* _DATA SUPPLIED_:
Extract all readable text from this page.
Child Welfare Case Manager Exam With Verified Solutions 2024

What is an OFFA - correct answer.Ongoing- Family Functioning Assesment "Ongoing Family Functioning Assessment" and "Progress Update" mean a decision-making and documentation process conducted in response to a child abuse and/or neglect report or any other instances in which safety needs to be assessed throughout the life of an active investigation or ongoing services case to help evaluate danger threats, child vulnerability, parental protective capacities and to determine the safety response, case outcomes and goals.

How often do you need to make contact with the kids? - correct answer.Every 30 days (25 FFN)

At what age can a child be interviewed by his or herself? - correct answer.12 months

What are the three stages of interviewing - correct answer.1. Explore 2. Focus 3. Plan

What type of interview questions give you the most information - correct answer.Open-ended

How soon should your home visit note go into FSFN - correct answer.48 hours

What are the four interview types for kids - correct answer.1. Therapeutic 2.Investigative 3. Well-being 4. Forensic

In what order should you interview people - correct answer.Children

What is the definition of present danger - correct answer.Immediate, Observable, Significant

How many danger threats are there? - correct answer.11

---

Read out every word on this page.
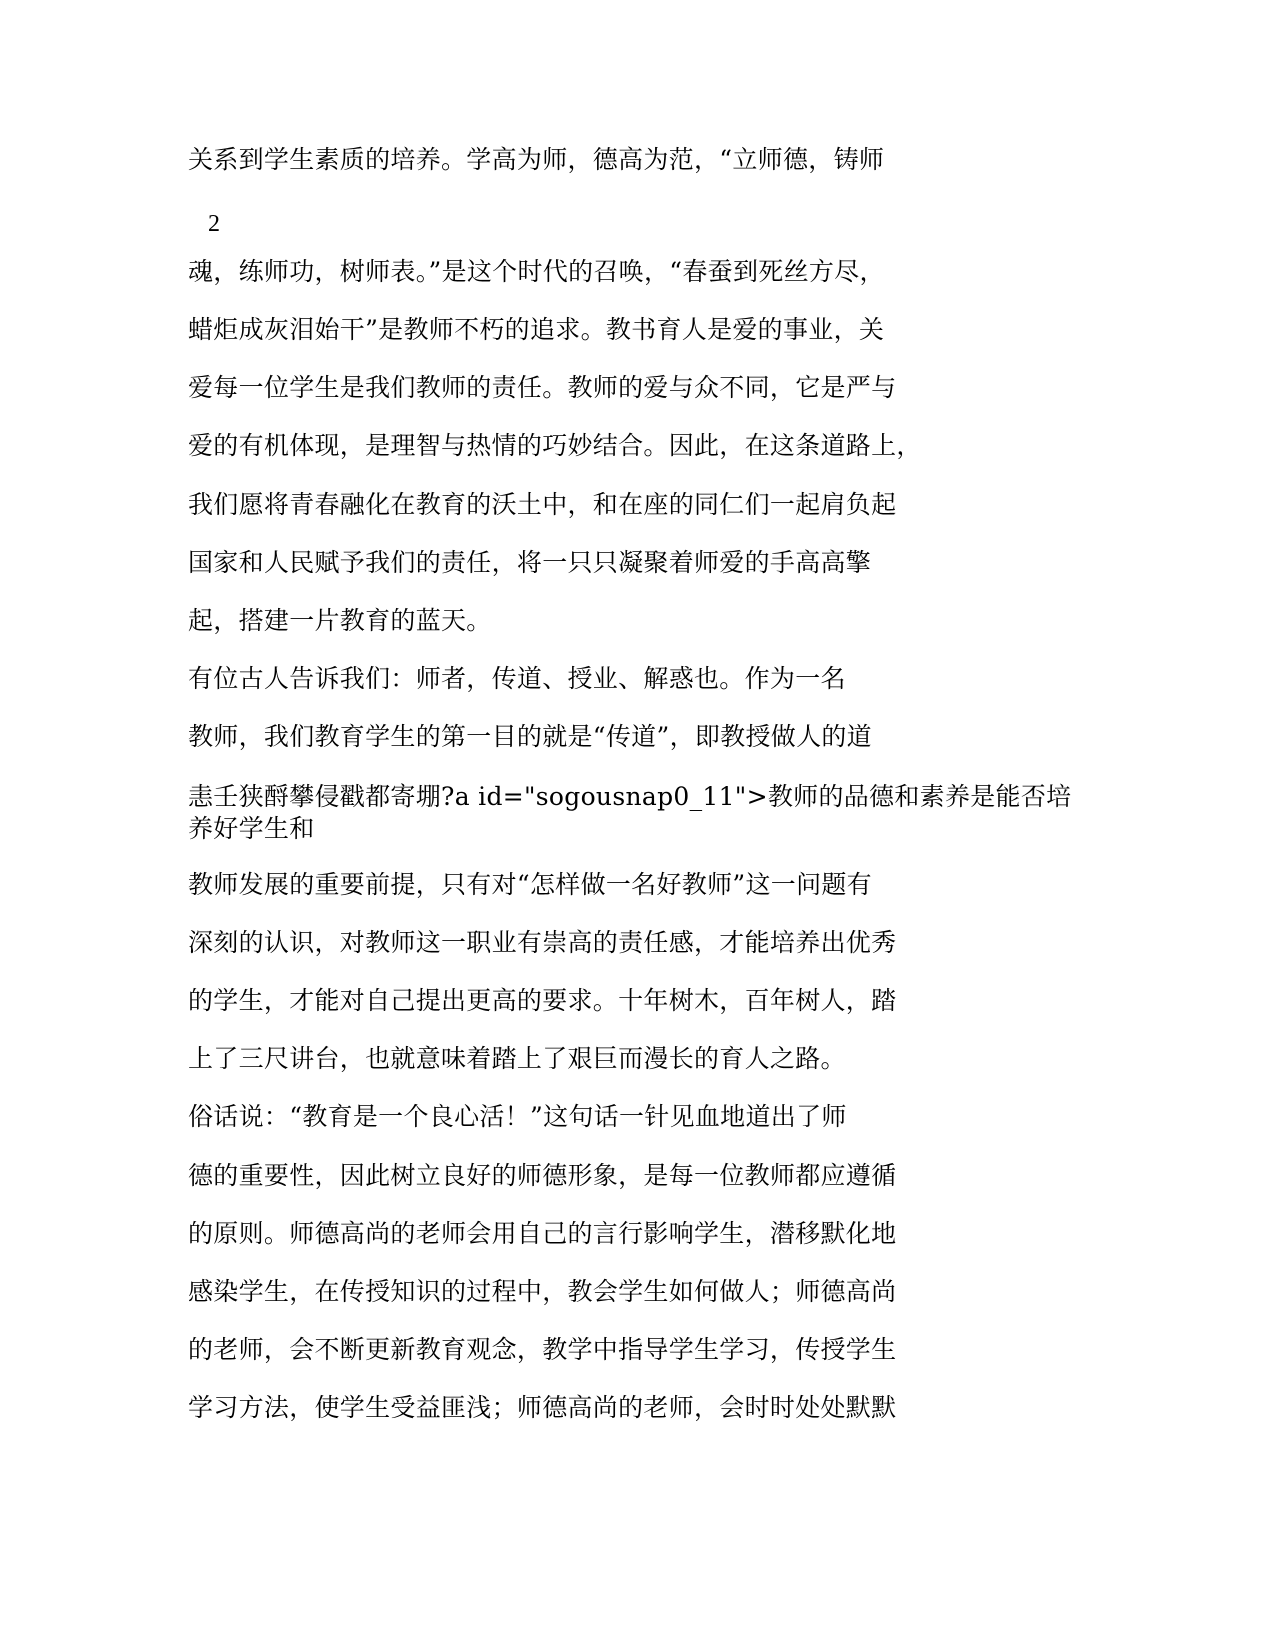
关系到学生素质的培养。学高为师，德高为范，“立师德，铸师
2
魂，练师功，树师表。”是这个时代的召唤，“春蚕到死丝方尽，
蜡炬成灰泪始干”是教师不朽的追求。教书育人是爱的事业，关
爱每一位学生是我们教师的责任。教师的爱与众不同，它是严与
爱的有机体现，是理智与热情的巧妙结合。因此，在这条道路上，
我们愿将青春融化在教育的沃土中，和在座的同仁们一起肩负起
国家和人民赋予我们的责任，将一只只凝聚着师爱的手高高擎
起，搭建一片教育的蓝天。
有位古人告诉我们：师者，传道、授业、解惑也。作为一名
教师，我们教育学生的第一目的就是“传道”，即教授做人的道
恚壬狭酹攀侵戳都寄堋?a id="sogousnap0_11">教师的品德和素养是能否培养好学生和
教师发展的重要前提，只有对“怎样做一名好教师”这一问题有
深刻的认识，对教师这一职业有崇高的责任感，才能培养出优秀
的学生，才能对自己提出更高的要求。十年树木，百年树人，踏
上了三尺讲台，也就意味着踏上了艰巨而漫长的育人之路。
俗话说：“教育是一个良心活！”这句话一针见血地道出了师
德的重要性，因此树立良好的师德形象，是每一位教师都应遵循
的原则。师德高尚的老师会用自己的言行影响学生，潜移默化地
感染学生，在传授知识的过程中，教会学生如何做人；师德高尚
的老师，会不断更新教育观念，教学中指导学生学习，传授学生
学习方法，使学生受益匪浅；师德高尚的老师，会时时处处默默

--

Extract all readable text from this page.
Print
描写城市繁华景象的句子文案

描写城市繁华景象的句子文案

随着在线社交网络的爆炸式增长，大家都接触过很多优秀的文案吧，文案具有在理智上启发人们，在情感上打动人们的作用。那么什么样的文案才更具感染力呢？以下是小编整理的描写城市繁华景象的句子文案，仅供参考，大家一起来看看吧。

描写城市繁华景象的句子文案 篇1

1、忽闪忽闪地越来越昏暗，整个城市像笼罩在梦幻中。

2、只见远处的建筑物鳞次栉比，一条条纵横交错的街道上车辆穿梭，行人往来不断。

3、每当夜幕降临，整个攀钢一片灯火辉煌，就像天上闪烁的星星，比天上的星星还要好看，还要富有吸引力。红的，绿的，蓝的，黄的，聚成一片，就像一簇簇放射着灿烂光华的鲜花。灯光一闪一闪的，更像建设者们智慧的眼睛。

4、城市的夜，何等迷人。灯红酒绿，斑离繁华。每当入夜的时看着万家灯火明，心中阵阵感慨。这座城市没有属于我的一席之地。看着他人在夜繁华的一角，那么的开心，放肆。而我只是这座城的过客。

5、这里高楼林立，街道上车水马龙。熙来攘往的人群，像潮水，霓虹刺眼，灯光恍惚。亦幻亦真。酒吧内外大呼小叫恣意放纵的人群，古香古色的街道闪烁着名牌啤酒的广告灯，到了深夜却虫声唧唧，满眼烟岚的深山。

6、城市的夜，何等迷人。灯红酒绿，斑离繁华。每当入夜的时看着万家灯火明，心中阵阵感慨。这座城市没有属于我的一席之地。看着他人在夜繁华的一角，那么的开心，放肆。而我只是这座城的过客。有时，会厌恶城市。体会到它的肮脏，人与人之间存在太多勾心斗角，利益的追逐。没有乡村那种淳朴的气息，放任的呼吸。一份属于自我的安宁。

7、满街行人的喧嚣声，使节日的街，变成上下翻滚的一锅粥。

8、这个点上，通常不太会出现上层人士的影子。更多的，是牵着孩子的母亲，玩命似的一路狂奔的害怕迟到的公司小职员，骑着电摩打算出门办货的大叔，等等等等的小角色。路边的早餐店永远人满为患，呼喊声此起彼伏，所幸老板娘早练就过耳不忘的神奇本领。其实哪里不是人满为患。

* _WHAT YOU SHOULD DO_: Pick out the lines above that hold the string "何等迷人" and show them.

* _THE REPLY_:
4、城市的夜，何等迷人。灯红酒绿，斑离繁华。每当入夜的时看着万家灯火明，心中阵阵感慨。这座城市没有属于我的一席之地。看着他人在夜繁华的一角，那么的开心，放肆。而我只是这座城的过客。
6、城市的夜，何等迷人。灯红酒绿，斑离繁华。每当入夜的时看着万家灯火明，心中阵阵感慨。这座城市没有属于我的一席之地。看着他人在夜繁华的一角，那么的开心，放肆。而我只是这座城的过客。有时，会厌恶城市。体会到它的肮脏，人与人之间存在太多勾心斗角，利益的追逐。没有乡村那种淳朴的气息，放任的呼吸。一份属于自我的安宁。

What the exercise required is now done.